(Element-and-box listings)

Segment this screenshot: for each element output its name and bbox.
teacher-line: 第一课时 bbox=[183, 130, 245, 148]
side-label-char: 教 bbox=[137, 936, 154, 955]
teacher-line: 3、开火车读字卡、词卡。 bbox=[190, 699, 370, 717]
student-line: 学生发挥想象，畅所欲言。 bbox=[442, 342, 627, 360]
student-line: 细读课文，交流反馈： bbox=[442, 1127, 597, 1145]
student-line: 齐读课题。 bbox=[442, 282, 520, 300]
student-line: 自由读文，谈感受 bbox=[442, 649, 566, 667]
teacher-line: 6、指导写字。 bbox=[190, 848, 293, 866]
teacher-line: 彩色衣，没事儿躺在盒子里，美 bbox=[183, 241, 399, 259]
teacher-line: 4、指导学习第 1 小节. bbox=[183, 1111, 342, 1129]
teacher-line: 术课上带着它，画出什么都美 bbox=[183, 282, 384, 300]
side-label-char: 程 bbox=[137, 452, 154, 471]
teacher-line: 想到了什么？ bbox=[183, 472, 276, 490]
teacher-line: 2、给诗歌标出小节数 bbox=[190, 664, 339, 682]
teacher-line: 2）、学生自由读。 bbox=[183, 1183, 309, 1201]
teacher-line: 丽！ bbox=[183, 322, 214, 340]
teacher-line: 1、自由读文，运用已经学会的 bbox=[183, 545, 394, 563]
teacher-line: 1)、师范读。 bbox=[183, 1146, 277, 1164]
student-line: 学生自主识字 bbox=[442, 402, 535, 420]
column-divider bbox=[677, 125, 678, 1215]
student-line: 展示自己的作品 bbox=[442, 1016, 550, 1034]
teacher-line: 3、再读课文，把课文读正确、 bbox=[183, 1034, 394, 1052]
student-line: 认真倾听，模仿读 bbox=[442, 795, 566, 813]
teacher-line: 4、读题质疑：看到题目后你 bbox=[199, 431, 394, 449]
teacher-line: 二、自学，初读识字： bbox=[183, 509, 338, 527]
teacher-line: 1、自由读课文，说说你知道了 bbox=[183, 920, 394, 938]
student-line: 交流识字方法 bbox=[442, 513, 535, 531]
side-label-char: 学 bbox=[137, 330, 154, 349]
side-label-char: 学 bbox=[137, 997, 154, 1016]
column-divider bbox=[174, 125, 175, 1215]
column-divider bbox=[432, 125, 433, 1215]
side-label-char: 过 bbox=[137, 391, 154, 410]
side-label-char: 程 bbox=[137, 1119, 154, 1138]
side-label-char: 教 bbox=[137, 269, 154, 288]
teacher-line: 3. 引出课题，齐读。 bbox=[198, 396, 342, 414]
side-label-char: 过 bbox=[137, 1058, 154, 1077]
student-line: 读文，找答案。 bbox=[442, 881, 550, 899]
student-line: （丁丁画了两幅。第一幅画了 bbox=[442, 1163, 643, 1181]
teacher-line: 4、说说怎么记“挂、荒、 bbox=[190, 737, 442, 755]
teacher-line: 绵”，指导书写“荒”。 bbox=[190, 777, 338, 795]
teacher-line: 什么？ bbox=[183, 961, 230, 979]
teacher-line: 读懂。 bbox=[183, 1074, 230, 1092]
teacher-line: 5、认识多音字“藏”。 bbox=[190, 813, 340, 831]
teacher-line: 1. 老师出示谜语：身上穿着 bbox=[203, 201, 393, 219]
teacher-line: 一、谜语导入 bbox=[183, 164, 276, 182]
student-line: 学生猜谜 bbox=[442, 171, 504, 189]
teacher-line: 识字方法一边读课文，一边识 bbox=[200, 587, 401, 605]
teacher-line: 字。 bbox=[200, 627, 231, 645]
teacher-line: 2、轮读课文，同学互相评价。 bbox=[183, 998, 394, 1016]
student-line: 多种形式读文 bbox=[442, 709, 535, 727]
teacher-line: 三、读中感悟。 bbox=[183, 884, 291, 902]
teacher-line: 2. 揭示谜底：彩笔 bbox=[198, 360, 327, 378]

- The exercise -
Return the data from its opening line through the line containing "teacher-line: 2）、学生自由读。 bbox=[183, 1183, 309, 1201]", including both of those lines. Reproduce each line verbatim.

- Task solution -
Segment this screenshot: for each element output its name and bbox.
teacher-line: 第一课时 bbox=[183, 130, 245, 148]
side-label-char: 教 bbox=[137, 936, 154, 955]
teacher-line: 3、开火车读字卡、词卡。 bbox=[190, 699, 370, 717]
student-line: 学生发挥想象，畅所欲言。 bbox=[442, 342, 627, 360]
student-line: 细读课文，交流反馈： bbox=[442, 1127, 597, 1145]
student-line: 齐读课题。 bbox=[442, 282, 520, 300]
student-line: 自由读文，谈感受 bbox=[442, 649, 566, 667]
teacher-line: 6、指导写字。 bbox=[190, 848, 293, 866]
teacher-line: 彩色衣，没事儿躺在盒子里，美 bbox=[183, 241, 399, 259]
teacher-line: 4、指导学习第 1 小节. bbox=[183, 1111, 342, 1129]
teacher-line: 术课上带着它，画出什么都美 bbox=[183, 282, 384, 300]
side-label-char: 程 bbox=[137, 452, 154, 471]
teacher-line: 想到了什么？ bbox=[183, 472, 276, 490]
teacher-line: 2、给诗歌标出小节数 bbox=[190, 664, 339, 682]
teacher-line: 2）、学生自由读。 bbox=[183, 1183, 309, 1201]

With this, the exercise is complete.